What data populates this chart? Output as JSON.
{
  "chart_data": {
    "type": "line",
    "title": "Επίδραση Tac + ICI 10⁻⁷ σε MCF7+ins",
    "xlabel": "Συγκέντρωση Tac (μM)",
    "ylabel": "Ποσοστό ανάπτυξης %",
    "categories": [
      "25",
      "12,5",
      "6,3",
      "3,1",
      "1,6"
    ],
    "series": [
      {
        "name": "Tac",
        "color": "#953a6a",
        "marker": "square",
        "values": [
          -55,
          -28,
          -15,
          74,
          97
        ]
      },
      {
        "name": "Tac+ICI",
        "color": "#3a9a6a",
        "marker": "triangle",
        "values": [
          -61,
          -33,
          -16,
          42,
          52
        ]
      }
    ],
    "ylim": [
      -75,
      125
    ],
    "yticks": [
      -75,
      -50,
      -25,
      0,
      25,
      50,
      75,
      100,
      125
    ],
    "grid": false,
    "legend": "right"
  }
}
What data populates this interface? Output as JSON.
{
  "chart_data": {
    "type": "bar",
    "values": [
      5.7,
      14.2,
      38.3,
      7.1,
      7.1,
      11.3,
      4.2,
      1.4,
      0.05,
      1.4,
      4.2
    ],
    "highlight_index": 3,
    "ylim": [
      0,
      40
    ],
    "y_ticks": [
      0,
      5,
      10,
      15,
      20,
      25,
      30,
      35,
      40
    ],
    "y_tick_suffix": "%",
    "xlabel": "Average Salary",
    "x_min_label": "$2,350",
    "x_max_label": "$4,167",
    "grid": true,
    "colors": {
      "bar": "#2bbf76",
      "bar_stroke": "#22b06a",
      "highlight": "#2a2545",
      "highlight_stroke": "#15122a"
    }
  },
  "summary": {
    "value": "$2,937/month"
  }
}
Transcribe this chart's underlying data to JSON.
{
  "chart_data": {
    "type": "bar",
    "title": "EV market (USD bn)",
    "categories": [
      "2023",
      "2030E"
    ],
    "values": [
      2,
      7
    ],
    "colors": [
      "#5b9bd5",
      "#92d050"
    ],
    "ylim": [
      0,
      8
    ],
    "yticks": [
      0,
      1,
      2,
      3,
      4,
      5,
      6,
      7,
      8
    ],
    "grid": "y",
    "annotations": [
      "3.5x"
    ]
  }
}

****************

[Request]: The lines to quote run from the one containing "Transcribe this chart's" through the final line of the material above; please give them exactly, both ends included, and nothing else.

[Problem solution]:
Transcribe this chart's underlying data to JSON.
{
  "chart_data": {
    "type": "bar",
    "title": "EV market (USD bn)",
    "categories": [
      "2023",
      "2030E"
    ],
    "values": [
      2,
      7
    ],
    "colors": [
      "#5b9bd5",
      "#92d050"
    ],
    "ylim": [
      0,
      8
    ],
    "yticks": [
      0,
      1,
      2,
      3,
      4,
      5,
      6,
      7,
      8
    ],
    "grid": "y",
    "annotations": [
      "3.5x"
    ]
  }
}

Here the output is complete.